> **Set exercise 1**
In the records, repeat the lines running from the one containing "styles-header[interactable]: Styles —" through the one containing "blending-options-panel: Blending Options", keeping every character unchanged.

> **Page**
'''

Re: [Numpy-discussion] Looking for a difference between Numpy 0.19.5 and 0.20 explaining a perf regression with Pythran

2021-03-12 Thread Sebastian Berg
On Sat, 2021-03-13 at 00:33 +0100, PIERRE AUGIER wrote:
> Hi,
> 
> I tried to compile Numpy with `pip install numpy==1.20.1 --no-binary
> numpy --force-reinstall` and I can reproduce the regression.
> 
> Good news, I was able to reproduce the difference with only Numpy
> 1.20.1. 
> 
> Arrays prepared with (`df` is a Pandas dataframe)
> 
> arr = df.values.copy()
> 
> or 
> 
> arr = np.ascontiguousarray(df.values)
> 
> lead to "slow" execution while arrays prepared with
> 
> arr = np.copy(df.values)
> 
> lead to faster execution.
> 
> arr.copy() or np.copy(arr) do not give the same result, with arr
> obtained from a Pandas dataframe with arr = df.values. It's strange
> because type(df.values) gives  so I would
> expect arr.copy() and np.copy(arr) to give exactly the same result.

'''

> **Set exercise 2**
Translate into Spanish this sentence from the mailing-list reply: "Good news, I was able to reproduce the difference with only Numpy 1.20.1."

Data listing
'''

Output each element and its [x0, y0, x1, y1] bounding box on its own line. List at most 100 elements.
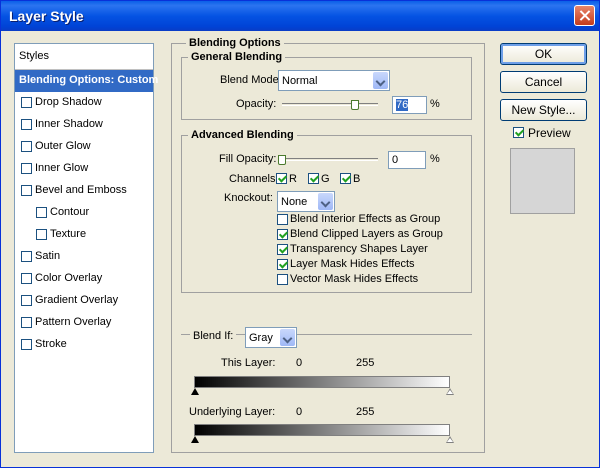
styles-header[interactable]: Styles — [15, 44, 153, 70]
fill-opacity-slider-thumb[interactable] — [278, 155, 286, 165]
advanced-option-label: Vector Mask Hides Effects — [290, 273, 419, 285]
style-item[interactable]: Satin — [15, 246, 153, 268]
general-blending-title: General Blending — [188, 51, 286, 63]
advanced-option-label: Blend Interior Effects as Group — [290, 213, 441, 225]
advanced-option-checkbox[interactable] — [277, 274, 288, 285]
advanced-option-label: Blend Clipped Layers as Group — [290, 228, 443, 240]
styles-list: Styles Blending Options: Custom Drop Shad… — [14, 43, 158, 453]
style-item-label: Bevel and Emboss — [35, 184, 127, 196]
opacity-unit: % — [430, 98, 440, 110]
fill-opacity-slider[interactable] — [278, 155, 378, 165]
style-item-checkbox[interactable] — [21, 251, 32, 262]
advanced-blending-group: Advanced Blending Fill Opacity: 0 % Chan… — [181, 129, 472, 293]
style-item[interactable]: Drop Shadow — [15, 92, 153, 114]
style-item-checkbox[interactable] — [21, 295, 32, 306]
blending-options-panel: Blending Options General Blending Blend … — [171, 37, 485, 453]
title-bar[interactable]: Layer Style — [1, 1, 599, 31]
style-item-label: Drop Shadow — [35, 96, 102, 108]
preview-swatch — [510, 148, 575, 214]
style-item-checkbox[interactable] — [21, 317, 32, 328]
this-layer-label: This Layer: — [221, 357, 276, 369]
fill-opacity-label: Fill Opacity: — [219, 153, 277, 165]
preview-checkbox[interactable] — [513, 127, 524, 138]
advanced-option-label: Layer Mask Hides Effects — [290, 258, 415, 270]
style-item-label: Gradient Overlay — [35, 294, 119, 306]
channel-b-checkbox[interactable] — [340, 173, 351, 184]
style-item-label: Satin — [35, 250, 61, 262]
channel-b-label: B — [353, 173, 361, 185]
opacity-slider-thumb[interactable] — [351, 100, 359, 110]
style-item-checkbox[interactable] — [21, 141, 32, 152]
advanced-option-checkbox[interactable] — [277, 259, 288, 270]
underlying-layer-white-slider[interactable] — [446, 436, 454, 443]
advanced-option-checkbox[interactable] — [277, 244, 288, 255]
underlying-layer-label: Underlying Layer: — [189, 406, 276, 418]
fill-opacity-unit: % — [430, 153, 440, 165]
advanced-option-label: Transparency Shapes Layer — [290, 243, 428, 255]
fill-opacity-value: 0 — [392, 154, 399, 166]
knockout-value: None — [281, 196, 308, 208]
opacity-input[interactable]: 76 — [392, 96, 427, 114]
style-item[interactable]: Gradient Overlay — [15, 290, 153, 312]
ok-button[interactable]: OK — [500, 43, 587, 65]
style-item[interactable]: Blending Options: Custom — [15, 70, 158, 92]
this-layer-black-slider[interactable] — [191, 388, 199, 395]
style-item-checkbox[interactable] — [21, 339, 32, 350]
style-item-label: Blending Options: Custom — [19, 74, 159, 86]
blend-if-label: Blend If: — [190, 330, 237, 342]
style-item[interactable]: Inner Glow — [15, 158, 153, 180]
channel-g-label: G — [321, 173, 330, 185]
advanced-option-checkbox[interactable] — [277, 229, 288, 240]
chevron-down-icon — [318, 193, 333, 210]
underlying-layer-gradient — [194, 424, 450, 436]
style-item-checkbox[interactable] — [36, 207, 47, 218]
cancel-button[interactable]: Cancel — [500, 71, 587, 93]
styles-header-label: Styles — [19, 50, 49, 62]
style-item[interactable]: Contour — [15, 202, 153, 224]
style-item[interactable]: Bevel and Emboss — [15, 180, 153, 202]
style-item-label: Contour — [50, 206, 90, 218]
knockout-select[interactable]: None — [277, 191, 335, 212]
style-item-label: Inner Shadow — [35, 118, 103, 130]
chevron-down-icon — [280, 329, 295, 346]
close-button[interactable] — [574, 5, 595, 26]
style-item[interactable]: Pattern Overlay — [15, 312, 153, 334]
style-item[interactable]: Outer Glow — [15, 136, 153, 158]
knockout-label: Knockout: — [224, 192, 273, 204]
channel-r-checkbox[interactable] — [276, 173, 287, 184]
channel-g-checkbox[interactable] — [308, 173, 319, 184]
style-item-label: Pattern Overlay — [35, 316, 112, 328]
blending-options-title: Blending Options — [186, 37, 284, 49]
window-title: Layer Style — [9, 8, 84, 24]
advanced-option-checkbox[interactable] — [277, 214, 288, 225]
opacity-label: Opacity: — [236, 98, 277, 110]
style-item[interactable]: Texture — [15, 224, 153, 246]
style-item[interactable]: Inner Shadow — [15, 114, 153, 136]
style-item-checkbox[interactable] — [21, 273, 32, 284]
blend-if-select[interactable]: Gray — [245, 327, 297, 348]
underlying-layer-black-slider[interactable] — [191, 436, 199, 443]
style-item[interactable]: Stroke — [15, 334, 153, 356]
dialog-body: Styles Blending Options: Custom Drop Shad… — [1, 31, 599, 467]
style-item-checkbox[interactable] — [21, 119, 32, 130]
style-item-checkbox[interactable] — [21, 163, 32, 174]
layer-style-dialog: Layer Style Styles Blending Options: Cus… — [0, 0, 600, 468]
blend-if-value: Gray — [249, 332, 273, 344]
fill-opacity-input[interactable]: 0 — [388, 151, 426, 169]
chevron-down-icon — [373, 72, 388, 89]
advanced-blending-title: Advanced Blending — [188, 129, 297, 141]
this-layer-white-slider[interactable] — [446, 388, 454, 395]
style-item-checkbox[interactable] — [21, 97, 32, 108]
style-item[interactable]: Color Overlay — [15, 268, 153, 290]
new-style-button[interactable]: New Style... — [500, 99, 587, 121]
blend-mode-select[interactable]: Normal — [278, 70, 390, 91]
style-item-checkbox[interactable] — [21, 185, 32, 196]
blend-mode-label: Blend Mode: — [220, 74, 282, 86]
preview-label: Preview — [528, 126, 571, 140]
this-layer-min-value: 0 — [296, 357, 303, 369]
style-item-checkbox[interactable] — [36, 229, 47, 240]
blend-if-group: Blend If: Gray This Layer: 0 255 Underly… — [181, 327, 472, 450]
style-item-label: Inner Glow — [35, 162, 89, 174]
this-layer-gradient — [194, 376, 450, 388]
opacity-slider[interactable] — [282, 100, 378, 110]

'''

> **Correct response 1**
styles-header[interactable]: Styles — [15, 44, 153, 70]
fill-opacity-slider-thumb[interactable] — [278, 155, 286, 165]
advanced-option-label: Vector Mask Hides Effects — [290, 273, 419, 285]
style-item[interactable]: Satin — [15, 246, 153, 268]
general-blending-title: General Blending — [188, 51, 286, 63]
advanced-option-label: Blend Interior Effects as Group — [290, 213, 441, 225]
advanced-option-checkbox[interactable] — [277, 274, 288, 285]
advanced-option-label: Blend Clipped Layers as Group — [290, 228, 443, 240]
styles-list: Styles Blending Options: Custom Drop Shad… — [14, 43, 158, 453]
style-item-label: Bevel and Emboss — [35, 184, 127, 196]
opacity-unit: % — [430, 98, 440, 110]
fill-opacity-slider[interactable] — [278, 155, 378, 165]
style-item-checkbox[interactable] — [21, 251, 32, 262]
advanced-blending-group: Advanced Blending Fill Opacity: 0 % Chan… — [181, 129, 472, 293]
style-item[interactable]: Drop Shadow — [15, 92, 153, 114]
style-item-checkbox[interactable] — [21, 295, 32, 306]
blending-options-panel: Blending Options General Blending Blend … — [171, 37, 485, 453]

> **Correct response 2**
Buenas noticias: pude reproducir la diferencia solo con Numpy 1.20.1.